=== Problem to solve ===
Copy out all lines that carry the word "marker".

=== Data supplied ===
********************
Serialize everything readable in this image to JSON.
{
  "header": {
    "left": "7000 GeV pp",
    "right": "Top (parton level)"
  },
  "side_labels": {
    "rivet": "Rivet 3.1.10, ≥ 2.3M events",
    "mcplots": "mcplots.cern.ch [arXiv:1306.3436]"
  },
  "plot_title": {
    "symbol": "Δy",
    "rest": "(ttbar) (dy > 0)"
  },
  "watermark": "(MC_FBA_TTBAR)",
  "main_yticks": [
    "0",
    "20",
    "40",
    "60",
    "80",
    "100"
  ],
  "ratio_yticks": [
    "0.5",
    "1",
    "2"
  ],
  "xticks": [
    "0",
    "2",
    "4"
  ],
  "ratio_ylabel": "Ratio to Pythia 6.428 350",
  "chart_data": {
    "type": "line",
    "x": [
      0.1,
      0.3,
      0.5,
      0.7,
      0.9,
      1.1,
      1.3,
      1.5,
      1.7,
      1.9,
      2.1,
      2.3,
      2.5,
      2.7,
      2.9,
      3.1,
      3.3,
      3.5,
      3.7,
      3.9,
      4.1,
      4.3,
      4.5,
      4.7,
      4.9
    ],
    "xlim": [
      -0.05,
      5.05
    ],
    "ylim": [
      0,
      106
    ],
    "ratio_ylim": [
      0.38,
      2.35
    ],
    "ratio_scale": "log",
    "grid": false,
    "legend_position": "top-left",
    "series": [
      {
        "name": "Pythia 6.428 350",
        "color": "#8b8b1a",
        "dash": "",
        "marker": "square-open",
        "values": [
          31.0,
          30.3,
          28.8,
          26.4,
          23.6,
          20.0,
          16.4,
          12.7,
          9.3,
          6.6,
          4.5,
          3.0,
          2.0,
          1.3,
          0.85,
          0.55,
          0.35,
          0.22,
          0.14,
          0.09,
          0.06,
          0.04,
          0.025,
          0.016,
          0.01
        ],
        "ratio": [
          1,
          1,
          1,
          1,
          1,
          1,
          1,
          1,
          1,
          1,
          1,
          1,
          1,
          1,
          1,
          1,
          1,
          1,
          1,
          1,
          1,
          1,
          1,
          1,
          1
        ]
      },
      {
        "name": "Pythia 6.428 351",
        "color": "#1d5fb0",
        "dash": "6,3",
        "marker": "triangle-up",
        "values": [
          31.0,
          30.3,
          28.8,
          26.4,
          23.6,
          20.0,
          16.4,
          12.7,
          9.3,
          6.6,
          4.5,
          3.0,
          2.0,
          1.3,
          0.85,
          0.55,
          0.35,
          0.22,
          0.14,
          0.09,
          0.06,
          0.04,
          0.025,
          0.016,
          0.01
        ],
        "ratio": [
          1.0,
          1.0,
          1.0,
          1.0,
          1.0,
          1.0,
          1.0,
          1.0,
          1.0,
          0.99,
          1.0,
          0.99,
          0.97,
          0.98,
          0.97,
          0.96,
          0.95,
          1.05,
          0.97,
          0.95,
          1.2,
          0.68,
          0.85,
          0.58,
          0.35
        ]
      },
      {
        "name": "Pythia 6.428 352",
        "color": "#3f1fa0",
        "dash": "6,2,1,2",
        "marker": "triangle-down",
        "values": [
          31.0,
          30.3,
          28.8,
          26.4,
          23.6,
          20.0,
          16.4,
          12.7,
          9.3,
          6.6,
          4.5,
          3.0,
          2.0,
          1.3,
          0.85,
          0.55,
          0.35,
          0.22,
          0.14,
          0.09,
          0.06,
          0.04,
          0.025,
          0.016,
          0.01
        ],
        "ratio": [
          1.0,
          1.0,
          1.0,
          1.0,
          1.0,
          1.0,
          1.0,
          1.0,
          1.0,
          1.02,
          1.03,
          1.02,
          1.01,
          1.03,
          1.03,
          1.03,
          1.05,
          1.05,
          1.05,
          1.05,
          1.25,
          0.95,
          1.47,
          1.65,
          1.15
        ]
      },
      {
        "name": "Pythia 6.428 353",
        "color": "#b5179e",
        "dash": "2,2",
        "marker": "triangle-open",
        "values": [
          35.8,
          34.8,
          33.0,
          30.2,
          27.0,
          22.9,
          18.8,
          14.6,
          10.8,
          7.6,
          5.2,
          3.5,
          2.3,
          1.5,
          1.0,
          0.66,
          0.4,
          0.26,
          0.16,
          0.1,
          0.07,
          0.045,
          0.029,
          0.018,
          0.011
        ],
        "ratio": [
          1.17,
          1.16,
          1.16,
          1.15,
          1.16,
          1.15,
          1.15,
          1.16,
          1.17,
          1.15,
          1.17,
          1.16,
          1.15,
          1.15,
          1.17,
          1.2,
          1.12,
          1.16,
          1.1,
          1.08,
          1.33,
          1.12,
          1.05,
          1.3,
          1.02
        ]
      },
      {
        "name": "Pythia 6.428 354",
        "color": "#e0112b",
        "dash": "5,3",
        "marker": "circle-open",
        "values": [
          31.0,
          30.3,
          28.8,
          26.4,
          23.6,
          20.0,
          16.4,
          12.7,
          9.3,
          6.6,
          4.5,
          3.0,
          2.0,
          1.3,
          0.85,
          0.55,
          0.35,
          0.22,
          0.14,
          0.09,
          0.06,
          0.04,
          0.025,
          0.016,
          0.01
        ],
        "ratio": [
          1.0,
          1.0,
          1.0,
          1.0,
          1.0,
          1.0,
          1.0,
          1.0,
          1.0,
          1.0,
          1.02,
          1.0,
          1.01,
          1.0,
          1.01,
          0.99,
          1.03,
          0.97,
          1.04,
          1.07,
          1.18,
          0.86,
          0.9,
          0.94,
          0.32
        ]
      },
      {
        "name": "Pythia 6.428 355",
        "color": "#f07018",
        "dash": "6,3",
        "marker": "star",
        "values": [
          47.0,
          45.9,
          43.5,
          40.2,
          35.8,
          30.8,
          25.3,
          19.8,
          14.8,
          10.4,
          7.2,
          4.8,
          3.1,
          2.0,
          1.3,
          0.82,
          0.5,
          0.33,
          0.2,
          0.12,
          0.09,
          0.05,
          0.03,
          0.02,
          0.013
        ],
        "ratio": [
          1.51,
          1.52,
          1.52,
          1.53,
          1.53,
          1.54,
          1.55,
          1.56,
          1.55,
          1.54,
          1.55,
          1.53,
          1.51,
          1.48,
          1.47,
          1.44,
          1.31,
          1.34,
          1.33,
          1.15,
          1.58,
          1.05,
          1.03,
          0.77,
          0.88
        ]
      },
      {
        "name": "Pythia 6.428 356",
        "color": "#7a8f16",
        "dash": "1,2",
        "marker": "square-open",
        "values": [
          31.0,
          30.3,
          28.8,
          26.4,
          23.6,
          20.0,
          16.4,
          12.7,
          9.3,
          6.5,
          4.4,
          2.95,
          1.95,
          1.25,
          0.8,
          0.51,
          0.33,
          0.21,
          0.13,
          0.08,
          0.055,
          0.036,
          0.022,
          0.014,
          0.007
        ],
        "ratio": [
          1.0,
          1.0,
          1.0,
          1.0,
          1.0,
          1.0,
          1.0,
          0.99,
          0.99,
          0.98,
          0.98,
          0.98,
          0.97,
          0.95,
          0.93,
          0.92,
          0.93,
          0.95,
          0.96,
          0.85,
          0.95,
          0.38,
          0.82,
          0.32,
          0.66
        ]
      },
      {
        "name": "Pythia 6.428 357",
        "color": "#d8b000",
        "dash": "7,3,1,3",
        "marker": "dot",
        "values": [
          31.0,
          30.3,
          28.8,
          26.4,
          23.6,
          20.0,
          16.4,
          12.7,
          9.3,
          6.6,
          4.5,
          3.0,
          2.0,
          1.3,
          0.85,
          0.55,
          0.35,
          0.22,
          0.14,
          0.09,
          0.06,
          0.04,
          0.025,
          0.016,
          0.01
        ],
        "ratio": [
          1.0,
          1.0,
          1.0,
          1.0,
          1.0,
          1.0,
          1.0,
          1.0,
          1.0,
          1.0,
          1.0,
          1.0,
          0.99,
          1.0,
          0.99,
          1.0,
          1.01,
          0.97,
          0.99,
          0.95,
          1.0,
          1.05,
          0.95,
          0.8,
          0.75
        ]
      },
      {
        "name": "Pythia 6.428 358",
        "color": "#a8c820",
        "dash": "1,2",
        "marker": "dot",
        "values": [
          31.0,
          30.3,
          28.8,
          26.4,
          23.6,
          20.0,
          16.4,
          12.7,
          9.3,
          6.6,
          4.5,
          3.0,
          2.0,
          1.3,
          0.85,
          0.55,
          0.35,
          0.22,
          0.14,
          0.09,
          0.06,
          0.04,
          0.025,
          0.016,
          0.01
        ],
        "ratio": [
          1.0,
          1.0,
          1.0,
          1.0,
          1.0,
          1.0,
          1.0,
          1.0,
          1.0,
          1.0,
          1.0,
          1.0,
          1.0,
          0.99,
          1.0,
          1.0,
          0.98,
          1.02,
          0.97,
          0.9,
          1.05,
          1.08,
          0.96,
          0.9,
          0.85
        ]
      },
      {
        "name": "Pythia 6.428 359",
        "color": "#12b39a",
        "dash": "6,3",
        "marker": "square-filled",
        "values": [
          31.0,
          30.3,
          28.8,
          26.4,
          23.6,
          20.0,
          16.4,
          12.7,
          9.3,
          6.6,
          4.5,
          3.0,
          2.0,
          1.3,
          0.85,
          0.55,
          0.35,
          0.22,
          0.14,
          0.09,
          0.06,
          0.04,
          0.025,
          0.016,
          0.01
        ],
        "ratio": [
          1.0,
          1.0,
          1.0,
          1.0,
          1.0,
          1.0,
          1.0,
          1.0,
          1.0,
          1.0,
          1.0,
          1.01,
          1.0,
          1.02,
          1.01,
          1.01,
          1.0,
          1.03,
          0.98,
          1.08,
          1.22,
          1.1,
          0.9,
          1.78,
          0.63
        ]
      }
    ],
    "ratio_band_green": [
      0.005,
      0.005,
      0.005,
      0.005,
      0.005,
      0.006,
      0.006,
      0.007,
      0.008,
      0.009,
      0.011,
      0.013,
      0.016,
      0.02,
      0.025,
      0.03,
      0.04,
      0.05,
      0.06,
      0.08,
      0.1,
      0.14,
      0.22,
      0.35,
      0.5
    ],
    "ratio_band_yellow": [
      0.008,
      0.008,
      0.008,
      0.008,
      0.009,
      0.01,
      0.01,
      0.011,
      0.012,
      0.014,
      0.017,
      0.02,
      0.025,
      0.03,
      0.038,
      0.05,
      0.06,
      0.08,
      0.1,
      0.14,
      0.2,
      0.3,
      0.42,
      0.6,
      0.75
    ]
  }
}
********************
=== Solution to the problem ===
        "marker": "square-open",
        "marker": "triangle-up",
        "marker": "triangle-down",
        "marker": "triangle-open",
        "marker": "circle-open",
        "marker": "star",
        "marker": "square-open",
        "marker": "dot",
        "marker": "dot",
        "marker": "square-filled",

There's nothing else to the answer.